Pull every line containing the word "days" from the records.

((

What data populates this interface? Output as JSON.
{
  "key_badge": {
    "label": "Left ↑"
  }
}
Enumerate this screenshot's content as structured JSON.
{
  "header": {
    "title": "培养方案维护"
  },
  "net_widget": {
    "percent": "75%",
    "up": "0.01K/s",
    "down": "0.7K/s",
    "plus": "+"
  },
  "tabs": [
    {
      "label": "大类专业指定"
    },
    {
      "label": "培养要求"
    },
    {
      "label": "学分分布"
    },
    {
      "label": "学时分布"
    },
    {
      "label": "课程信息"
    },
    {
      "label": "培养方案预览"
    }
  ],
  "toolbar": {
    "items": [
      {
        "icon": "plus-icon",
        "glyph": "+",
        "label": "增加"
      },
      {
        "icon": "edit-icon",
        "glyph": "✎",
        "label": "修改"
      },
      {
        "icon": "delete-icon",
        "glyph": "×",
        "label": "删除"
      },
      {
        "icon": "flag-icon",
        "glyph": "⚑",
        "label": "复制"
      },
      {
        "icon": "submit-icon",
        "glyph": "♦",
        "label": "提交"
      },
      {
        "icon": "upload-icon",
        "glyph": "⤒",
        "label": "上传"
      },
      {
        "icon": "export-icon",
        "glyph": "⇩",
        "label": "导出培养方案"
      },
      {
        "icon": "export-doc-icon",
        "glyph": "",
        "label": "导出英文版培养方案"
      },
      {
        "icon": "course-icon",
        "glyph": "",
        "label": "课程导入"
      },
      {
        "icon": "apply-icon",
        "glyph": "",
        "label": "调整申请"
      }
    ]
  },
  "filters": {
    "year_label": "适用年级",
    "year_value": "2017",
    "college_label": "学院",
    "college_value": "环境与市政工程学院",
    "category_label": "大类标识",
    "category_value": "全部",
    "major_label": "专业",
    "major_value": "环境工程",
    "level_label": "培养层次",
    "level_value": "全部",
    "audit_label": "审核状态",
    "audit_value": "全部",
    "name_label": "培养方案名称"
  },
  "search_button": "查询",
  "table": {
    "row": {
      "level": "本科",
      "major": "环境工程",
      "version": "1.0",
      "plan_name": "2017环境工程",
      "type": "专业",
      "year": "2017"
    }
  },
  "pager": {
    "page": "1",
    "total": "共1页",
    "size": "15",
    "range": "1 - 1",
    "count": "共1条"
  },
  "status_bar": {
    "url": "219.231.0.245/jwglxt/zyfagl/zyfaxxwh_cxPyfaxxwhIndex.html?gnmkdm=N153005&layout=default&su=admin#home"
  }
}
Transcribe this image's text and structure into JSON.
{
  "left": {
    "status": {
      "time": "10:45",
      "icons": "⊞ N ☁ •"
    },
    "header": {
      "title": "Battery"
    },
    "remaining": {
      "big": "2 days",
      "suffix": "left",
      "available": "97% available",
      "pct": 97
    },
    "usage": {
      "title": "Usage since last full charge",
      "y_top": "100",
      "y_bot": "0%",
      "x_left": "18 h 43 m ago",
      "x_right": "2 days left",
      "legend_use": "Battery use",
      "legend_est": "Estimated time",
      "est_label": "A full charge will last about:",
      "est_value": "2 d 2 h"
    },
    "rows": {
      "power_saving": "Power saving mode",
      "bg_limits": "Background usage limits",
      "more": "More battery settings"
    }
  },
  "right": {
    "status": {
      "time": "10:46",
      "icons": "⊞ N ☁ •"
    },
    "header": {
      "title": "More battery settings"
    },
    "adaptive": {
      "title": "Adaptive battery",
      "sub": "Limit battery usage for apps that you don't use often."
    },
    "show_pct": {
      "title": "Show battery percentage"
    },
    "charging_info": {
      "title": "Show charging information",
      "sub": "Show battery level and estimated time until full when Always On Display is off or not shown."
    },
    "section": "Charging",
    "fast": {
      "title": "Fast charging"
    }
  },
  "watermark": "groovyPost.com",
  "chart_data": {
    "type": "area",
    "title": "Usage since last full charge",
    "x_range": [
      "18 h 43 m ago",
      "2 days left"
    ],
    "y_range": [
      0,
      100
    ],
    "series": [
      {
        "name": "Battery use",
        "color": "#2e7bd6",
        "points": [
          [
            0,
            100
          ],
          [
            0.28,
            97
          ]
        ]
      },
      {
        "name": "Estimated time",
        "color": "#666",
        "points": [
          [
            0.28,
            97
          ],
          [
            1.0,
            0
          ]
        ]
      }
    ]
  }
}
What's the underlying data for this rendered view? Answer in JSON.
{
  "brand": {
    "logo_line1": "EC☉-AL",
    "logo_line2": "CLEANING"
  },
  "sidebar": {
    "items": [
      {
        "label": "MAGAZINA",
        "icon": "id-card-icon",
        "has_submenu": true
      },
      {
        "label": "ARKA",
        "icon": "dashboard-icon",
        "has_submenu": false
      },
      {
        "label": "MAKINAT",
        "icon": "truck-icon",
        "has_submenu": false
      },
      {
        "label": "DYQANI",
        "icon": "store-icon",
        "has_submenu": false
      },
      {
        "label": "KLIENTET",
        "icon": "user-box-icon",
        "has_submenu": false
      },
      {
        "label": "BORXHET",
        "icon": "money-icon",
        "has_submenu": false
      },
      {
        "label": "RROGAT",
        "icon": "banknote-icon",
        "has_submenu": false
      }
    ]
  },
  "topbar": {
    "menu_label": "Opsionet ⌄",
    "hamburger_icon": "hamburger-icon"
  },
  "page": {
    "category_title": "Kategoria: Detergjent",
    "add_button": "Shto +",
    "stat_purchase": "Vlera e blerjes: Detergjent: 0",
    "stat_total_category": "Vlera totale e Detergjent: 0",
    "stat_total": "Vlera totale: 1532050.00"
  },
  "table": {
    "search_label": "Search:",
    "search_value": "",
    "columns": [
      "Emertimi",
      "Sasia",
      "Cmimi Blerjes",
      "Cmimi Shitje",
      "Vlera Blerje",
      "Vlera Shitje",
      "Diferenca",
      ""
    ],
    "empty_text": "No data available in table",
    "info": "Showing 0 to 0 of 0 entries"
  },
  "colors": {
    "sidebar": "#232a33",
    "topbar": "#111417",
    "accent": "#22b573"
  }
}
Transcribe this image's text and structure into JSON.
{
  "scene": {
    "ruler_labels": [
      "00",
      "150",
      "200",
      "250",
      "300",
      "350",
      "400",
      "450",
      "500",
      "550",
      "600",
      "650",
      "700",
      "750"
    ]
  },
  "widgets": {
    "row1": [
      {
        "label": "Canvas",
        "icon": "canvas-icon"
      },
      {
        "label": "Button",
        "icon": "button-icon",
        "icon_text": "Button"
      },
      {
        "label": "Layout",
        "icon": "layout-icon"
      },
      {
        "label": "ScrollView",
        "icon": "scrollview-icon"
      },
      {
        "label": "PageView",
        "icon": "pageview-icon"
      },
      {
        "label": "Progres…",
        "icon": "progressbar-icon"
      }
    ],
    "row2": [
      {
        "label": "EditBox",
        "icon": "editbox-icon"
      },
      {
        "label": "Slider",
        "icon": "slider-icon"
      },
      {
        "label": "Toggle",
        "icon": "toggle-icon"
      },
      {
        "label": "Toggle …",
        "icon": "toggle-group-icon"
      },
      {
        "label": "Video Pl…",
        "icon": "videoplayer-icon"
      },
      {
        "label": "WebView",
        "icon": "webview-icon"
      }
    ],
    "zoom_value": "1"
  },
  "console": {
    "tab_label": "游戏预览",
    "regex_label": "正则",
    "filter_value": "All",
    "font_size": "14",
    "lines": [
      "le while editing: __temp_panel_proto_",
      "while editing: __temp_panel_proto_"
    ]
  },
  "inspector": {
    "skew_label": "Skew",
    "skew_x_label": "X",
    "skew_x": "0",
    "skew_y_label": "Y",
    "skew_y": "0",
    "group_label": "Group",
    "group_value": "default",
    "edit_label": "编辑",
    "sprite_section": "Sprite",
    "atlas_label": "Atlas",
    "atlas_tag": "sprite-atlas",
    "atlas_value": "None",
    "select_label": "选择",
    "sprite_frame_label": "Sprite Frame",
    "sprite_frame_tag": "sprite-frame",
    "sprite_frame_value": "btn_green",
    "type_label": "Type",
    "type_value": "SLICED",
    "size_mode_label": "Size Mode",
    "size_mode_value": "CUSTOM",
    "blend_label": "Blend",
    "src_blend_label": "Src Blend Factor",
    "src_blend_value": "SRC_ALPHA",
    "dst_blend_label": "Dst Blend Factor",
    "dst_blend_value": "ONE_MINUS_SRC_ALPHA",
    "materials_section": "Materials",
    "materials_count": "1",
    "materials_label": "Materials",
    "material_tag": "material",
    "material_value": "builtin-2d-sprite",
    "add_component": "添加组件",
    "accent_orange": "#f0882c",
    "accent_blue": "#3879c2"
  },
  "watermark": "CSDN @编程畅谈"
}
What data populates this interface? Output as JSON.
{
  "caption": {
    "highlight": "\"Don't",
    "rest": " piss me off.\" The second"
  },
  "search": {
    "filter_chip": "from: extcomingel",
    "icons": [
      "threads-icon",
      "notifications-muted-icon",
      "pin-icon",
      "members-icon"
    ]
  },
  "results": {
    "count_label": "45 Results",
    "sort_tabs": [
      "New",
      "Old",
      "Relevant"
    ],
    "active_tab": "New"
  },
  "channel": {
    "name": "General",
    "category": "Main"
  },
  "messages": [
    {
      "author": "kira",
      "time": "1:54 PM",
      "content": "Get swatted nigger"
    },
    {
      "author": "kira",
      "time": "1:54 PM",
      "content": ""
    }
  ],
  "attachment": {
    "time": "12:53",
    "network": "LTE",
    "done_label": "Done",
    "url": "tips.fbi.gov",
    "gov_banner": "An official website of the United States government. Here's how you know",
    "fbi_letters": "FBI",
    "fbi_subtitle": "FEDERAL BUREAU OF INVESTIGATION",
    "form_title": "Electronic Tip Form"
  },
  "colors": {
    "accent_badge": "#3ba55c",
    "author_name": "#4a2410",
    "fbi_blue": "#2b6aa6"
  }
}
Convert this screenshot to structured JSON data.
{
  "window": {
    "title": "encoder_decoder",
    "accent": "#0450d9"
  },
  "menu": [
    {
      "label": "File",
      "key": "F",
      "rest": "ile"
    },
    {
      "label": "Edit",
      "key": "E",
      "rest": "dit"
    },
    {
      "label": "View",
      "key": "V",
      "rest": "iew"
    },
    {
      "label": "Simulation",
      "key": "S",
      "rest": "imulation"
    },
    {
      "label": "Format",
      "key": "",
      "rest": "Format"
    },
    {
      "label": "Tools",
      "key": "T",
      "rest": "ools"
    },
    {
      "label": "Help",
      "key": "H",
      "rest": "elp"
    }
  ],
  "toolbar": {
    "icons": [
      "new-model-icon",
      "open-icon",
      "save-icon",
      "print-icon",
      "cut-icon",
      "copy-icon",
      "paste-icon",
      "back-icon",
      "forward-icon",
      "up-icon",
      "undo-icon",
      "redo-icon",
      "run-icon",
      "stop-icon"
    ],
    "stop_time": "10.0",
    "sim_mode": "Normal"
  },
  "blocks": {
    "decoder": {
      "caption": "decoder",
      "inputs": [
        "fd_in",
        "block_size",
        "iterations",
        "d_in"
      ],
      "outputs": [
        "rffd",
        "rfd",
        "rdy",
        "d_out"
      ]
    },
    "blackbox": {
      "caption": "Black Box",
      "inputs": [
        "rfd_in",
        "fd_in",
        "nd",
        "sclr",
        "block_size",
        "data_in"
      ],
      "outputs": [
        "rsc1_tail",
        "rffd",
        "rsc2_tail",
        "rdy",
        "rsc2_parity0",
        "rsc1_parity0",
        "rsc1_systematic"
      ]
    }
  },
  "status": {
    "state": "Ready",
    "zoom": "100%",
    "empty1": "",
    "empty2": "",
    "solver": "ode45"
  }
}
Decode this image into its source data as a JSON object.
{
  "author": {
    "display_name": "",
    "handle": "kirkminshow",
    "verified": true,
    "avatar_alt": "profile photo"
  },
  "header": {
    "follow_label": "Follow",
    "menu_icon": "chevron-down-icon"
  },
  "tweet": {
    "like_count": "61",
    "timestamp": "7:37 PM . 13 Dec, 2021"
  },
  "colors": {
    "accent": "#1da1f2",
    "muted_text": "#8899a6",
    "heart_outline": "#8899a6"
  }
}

))

_Response below_
      "big": "2 days",
      "x_right": "2 days left",
      "2 days left"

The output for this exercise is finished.